[Dataset entries]
....
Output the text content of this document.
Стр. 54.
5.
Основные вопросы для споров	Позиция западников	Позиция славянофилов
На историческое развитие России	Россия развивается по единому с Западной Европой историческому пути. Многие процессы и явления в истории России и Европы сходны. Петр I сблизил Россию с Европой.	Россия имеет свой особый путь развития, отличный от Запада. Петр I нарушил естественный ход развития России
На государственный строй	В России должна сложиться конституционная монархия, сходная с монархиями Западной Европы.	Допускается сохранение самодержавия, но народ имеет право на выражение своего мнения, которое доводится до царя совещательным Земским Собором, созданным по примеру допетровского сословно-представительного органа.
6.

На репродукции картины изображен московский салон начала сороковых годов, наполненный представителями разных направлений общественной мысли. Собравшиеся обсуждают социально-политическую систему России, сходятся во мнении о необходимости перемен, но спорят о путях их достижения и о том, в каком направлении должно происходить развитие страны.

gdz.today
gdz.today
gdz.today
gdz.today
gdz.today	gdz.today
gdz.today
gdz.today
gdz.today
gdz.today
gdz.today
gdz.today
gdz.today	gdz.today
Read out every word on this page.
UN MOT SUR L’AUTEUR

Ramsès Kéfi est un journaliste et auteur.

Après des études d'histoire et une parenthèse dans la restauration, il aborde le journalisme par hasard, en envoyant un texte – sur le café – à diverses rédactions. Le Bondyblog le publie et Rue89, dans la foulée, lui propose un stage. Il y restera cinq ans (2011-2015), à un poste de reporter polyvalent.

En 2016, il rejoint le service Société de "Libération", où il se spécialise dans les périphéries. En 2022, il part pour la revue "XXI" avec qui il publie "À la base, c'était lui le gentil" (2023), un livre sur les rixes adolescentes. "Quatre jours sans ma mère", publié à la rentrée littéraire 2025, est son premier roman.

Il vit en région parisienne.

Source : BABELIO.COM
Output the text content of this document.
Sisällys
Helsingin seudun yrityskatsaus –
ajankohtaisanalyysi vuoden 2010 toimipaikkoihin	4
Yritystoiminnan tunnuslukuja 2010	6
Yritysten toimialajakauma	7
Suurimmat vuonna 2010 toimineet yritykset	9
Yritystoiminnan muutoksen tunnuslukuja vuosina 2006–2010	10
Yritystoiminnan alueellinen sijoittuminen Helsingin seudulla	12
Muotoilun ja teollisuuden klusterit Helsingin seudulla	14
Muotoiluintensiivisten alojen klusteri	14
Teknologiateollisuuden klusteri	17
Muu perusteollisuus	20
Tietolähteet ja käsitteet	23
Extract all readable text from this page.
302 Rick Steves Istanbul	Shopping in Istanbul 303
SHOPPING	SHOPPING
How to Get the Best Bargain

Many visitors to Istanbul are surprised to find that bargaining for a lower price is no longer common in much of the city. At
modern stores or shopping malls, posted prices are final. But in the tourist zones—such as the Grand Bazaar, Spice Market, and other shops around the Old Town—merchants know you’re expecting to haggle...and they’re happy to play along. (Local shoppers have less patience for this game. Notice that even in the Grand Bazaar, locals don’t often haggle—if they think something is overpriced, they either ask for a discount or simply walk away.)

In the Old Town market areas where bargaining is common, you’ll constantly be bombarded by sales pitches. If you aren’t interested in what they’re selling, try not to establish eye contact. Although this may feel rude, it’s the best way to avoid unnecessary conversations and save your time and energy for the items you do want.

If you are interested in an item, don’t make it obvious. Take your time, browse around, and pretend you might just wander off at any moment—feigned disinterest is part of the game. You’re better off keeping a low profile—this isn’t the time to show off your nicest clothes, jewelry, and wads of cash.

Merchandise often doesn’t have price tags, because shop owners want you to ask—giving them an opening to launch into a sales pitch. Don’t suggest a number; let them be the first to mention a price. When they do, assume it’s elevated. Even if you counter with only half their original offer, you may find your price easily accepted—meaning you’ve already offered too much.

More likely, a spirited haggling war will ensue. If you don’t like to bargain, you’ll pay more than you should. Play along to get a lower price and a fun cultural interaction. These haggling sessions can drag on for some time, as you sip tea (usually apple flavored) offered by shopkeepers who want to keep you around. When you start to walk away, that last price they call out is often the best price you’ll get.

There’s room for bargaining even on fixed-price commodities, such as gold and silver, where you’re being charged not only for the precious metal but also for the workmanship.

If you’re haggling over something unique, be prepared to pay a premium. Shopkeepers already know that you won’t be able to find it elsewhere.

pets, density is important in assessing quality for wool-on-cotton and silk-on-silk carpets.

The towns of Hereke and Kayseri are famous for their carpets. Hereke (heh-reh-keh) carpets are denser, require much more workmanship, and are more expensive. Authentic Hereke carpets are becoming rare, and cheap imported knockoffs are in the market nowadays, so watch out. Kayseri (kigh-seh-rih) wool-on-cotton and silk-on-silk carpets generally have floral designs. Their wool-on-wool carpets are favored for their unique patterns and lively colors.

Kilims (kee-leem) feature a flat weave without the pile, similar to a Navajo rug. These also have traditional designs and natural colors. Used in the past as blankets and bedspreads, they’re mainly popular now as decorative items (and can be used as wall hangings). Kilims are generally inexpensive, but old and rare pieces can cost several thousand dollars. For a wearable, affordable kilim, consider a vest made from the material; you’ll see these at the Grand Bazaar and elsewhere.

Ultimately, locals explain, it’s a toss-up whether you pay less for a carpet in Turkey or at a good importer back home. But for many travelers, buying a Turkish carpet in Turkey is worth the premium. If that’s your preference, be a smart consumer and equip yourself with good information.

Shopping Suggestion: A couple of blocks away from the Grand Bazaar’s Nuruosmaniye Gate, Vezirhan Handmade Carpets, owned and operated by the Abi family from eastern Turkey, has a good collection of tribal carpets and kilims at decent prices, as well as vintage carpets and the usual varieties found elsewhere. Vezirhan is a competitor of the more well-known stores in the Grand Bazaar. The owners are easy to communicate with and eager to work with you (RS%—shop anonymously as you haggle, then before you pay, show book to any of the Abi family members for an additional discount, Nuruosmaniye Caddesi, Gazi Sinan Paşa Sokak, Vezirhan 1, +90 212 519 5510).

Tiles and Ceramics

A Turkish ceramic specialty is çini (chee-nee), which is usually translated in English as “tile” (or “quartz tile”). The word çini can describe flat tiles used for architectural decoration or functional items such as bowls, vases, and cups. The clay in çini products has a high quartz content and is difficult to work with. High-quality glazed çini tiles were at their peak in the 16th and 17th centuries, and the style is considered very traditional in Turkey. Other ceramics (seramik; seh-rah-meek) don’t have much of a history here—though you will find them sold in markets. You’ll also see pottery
....
Repeat the material above exactly.

Output the text content of this document.
Стр. 54.
5.
Основные вопросы для споров	Позиция западников	Позиция славянофилов
На историческое развитие России	Россия развивается по единому с Западной Европой историческому пути. Многие процессы и явления в истории России и Европы сходны. Петр I сблизил Россию с Европой.	Россия имеет свой особый путь развития, отличный от Запада. Петр I нарушил естественный ход развития России
На государственный строй	В России должна сложиться конституционная монархия, сходная с монархиями Западной Европы.	Допускается сохранение самодержавия, но народ имеет право на выражение своего мнения, которое доводится до царя совещательным Земским Собором, созданным по примеру допетровского сословно-представительного органа.
6.

На репродукции картины изображен московский салон начала сороковых годов, наполненный представителями разных направлений общественной мысли. Собравшиеся обсуждают социально-политическую систему России, сходятся во мнении о необходимости перемен, но спорят о путях их достижения и о том, в каком направлении должно происходить развитие страны.

gdz.today
gdz.today
gdz.today
gdz.today
gdz.today	gdz.today
gdz.today
gdz.today
gdz.today
gdz.today
gdz.today
gdz.today
gdz.today	gdz.today
Read out every word on this page.
UN MOT SUR L’AUTEUR

Ramsès Kéfi est un journaliste et auteur.

Après des études d'histoire et une parenthèse dans la restauration, il aborde le journalisme par hasard, en envoyant un texte – sur le café – à diverses rédactions. Le Bondyblog le publie et Rue89, dans la foulée, lui propose un stage. Il y restera cinq ans (2011-2015), à un poste de reporter polyvalent.

En 2016, il rejoint le service Société de "Libération", où il se spécialise dans les périphéries. En 2022, il part pour la revue "XXI" avec qui il publie "À la base, c'était lui le gentil" (2023), un livre sur les rixes adolescentes. "Quatre jours sans ma mère", publié à la rentrée littéraire 2025, est son premier roman.

Il vit en région parisienne.

Source : BABELIO.COM
Output the text content of this document.
Sisällys
Helsingin seudun yrityskatsaus –
ajankohtaisanalyysi vuoden 2010 toimipaikkoihin	4
Yritystoiminnan tunnuslukuja 2010	6
Yritysten toimialajakauma	7
Suurimmat vuonna 2010 toimineet yritykset	9
Yritystoiminnan muutoksen tunnuslukuja vuosina 2006–2010	10
Yritystoiminnan alueellinen sijoittuminen Helsingin seudulla	12
Muotoilun ja teollisuuden klusterit Helsingin seudulla	14
Muotoiluintensiivisten alojen klusteri	14
Teknologiateollisuuden klusteri	17
Muu perusteollisuus	20
Tietolähteet ja käsitteet	23
Extract all readable text from this page.
302 Rick Steves Istanbul	Shopping in Istanbul 303
SHOPPING	SHOPPING
How to Get the Best Bargain

Many visitors to Istanbul are surprised to find that bargaining for a lower price is no longer common in much of the city. At
modern stores or shopping malls, posted prices are final. But in the tourist zones—such as the Grand Bazaar, Spice Market, and other shops around the Old Town—merchants know you’re expecting to haggle...and they’re happy to play along. (Local shoppers have less patience for this game. Notice that even in the Grand Bazaar, locals don’t often haggle—if they think something is overpriced, they either ask for a discount or simply walk away.)

In the Old Town market areas where bargaining is common, you’ll constantly be bombarded by sales pitches. If you aren’t interested in what they’re selling, try not to establish eye contact. Although this may feel rude, it’s the best way to avoid unnecessary conversations and save your time and energy for the items you do want.

If you are interested in an item, don’t make it obvious. Take your time, browse around, and pretend you might just wander off at any moment—feigned disinterest is part of the game. You’re better off keeping a low profile—this isn’t the time to show off your nicest clothes, jewelry, and wads of cash.

Merchandise often doesn’t have price tags, because shop owners want you to ask—giving them an opening to launch into a sales pitch. Don’t suggest a number; let them be the first to mention a price. When they do, assume it’s elevated. Even if you counter with only half their original offer, you may find your price easily accepted—meaning you’ve already offered too much.

More likely, a spirited haggling war will ensue. If you don’t like to bargain, you’ll pay more than you should. Play along to get a lower price and a fun cultural interaction. These haggling sessions can drag on for some time, as you sip tea (usually apple flavored) offered by shopkeepers who want to keep you around. When you start to walk away, that last price they call out is often the best price you’ll get.

There’s room for bargaining even on fixed-price commodities, such as gold and silver, where you’re being charged not only for the precious metal but also for the workmanship.

If you’re haggling over something unique, be prepared to pay a premium. Shopkeepers already know that you won’t be able to find it elsewhere.

pets, density is important in assessing quality for wool-on-cotton and silk-on-silk carpets.

The towns of Hereke and Kayseri are famous for their carpets. Hereke (heh-reh-keh) carpets are denser, require much more workmanship, and are more expensive. Authentic Hereke carpets are becoming rare, and cheap imported knockoffs are in the market nowadays, so watch out. Kayseri (kigh-seh-rih) wool-on-cotton and silk-on-silk carpets generally have floral designs. Their wool-on-wool carpets are favored for their unique patterns and lively colors.

Kilims (kee-leem) feature a flat weave without the pile, similar to a Navajo rug. These also have traditional designs and natural colors. Used in the past as blankets and bedspreads, they’re mainly popular now as decorative items (and can be used as wall hangings). Kilims are generally inexpensive, but old and rare pieces can cost several thousand dollars. For a wearable, affordable kilim, consider a vest made from the material; you’ll see these at the Grand Bazaar and elsewhere.

Ultimately, locals explain, it’s a toss-up whether you pay less for a carpet in Turkey or at a good importer back home. But for many travelers, buying a Turkish carpet in Turkey is worth the premium. If that’s your preference, be a smart consumer and equip yourself with good information.

Shopping Suggestion: A couple of blocks away from the Grand Bazaar’s Nuruosmaniye Gate, Vezirhan Handmade Carpets, owned and operated by the Abi family from eastern Turkey, has a good collection of tribal carpets and kilims at decent prices, as well as vintage carpets and the usual varieties found elsewhere. Vezirhan is a competitor of the more well-known stores in the Grand Bazaar. The owners are easy to communicate with and eager to work with you (RS%—shop anonymously as you haggle, then before you pay, show book to any of the Abi family members for an additional discount, Nuruosmaniye Caddesi, Gazi Sinan Paşa Sokak, Vezirhan 1, +90 212 519 5510).

Tiles and Ceramics

A Turkish ceramic specialty is çini (chee-nee), which is usually translated in English as “tile” (or “quartz tile”). The word çini can describe flat tiles used for architectural decoration or functional items such as bowls, vases, and cups. The clay in çini products has a high quartz content and is difficult to work with. High-quality glazed çini tiles were at their peak in the 16th and 17th centuries, and the style is considered very traditional in Turkey. Other ceramics (seramik; seh-rah-meek) don’t have much of a history here—though you will find them sold in markets. You’ll also see pottery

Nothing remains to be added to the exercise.